[Items from a dataset]
-----

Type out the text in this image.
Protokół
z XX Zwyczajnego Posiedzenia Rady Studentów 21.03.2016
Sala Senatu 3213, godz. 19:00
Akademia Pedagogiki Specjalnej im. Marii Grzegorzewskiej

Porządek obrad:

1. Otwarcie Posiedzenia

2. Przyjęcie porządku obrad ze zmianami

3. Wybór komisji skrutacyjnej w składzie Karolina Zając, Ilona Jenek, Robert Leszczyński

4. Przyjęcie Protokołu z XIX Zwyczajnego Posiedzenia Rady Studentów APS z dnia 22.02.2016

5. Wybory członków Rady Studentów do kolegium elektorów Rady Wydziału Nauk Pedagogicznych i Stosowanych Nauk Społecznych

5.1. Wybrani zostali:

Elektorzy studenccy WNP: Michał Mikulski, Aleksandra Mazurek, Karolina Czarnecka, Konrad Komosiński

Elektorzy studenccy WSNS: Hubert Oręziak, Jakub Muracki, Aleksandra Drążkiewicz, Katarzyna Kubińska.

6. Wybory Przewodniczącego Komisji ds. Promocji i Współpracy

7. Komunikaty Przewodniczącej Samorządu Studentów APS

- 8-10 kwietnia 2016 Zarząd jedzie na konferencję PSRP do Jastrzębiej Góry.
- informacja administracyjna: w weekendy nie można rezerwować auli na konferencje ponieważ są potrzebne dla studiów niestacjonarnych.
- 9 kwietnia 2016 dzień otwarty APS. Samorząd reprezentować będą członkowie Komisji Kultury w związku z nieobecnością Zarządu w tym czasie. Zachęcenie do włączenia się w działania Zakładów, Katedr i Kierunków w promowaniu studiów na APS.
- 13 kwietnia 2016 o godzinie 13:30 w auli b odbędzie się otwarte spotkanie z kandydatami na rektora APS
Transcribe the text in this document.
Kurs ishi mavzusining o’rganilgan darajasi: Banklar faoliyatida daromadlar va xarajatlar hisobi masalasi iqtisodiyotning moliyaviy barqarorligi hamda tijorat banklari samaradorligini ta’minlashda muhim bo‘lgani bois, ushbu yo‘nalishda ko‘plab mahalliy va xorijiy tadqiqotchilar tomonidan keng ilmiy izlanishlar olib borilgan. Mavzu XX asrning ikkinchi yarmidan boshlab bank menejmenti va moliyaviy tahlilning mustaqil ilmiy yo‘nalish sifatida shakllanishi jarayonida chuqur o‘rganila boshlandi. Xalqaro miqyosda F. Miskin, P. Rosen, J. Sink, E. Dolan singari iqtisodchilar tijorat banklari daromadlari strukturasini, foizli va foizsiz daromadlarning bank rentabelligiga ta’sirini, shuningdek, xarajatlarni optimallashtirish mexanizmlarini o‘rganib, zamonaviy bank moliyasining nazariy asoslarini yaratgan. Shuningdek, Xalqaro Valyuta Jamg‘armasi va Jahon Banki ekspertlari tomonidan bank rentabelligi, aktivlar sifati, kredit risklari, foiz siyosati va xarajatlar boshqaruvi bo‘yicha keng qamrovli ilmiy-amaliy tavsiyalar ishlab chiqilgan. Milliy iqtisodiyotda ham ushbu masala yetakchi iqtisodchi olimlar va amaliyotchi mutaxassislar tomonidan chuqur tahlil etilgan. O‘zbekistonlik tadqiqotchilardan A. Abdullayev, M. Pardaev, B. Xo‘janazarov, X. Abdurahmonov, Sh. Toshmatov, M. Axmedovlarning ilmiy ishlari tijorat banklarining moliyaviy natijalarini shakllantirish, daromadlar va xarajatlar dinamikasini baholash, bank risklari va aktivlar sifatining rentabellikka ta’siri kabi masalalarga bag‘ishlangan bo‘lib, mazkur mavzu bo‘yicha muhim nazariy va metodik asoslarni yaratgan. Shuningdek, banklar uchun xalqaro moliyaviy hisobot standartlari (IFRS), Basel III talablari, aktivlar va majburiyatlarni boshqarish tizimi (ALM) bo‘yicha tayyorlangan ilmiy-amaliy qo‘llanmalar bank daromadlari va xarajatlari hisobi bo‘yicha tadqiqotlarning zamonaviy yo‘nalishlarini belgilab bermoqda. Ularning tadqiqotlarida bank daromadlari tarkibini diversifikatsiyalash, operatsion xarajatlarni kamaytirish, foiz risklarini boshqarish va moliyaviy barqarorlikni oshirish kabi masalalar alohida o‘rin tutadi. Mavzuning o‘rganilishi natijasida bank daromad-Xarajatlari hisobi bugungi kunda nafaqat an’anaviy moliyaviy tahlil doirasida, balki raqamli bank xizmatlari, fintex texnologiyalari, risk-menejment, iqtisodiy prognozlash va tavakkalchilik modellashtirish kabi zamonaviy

-----

* [What is needed]: Track down the lines that include the word "Wybory" and copy them.

* [Result]:
5. Wybory członków Rady Studentów do kolegium elektorów Rady Wydziału Nauk Pedagogicznych i Stosowanych Nauk Społecznych
6. Wybory Przewodniczącego Komisji ds. Promocji i Współpracy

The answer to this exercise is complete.